» Work to complete: Retype all the records with nothing changed.

* Begin Given information *

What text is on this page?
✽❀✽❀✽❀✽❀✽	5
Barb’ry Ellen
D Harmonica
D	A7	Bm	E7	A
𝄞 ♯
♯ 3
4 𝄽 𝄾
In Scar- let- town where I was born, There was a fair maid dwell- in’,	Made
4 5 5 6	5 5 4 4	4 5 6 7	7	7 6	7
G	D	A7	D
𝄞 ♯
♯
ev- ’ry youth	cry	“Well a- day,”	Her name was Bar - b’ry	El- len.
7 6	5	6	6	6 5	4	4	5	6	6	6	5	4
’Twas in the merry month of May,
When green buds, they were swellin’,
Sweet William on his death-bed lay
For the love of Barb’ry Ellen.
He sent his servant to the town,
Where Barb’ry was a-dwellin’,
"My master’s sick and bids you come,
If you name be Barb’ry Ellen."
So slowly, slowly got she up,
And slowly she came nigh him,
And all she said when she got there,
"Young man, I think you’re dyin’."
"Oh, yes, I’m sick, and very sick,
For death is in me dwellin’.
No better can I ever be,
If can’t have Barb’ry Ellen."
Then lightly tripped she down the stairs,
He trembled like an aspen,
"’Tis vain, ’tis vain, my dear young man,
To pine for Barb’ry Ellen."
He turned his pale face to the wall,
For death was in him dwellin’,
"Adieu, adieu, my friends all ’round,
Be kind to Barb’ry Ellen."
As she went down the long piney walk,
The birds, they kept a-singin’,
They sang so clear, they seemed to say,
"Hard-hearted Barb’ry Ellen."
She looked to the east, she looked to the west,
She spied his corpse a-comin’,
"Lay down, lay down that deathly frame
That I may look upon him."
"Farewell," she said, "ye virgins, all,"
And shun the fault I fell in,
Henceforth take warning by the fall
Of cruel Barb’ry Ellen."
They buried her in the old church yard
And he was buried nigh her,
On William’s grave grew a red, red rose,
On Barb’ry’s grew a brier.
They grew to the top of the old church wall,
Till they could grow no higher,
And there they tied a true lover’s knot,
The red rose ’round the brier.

* End Given information *

» The answer:
What text is on this page?
✽❀✽❀✽❀✽❀✽	5
Barb’ry Ellen
D Harmonica
D	A7	Bm	E7	A
𝄞 ♯
♯ 3
4 𝄽 𝄾
In Scar- let- town where I was born, There was a fair maid dwell- in’,	Made
4 5 5 6	5 5 4 4	4 5 6 7	7	7 6	7
G	D	A7	D
𝄞 ♯
♯
ev- ’ry youth	cry	“Well a- day,”	Her name was Bar - b’ry	El- len.
7 6	5	6	6	6 5	4	4	5	6	6	6	5	4
’Twas in the merry month of May,
When green buds, they were swellin’,
Sweet William on his death-bed lay
For the love of Barb’ry Ellen.
He sent his servant to the town,
Where Barb’ry was a-dwellin’,
"My master’s sick and bids you come,
If you name be Barb’ry Ellen."
So slowly, slowly got she up,
And slowly she came nigh him,
And all she said when she got there,
"Young man, I think you’re dyin’."
"Oh, yes, I’m sick, and very sick,
For death is in me dwellin’.
No better can I ever be,
If can’t have Barb’ry Ellen."
Then lightly tripped she down the stairs,
He trembled like an aspen,
"’Tis vain, ’tis vain, my dear young man,
To pine for Barb’ry Ellen."
He turned his pale face to the wall,
For death was in him dwellin’,
"Adieu, adieu, my friends all ’round,
Be kind to Barb’ry Ellen."
As she went down the long piney walk,
The birds, they kept a-singin’,
They sang so clear, they seemed to say,
"Hard-hearted Barb’ry Ellen."
She looked to the east, she looked to the west,
She spied his corpse a-comin’,
"Lay down, lay down that deathly frame
That I may look upon him."
"Farewell," she said, "ye virgins, all,"
And shun the fault I fell in,
Henceforth take warning by the fall
Of cruel Barb’ry Ellen."
They buried her in the old church yard
And he was buried nigh her,
On William’s grave grew a red, red rose,
On Barb’ry’s grew a brier.
They grew to the top of the old church wall,
Till they could grow no higher,
And there they tied a true lover’s knot,
The red rose ’round the brier.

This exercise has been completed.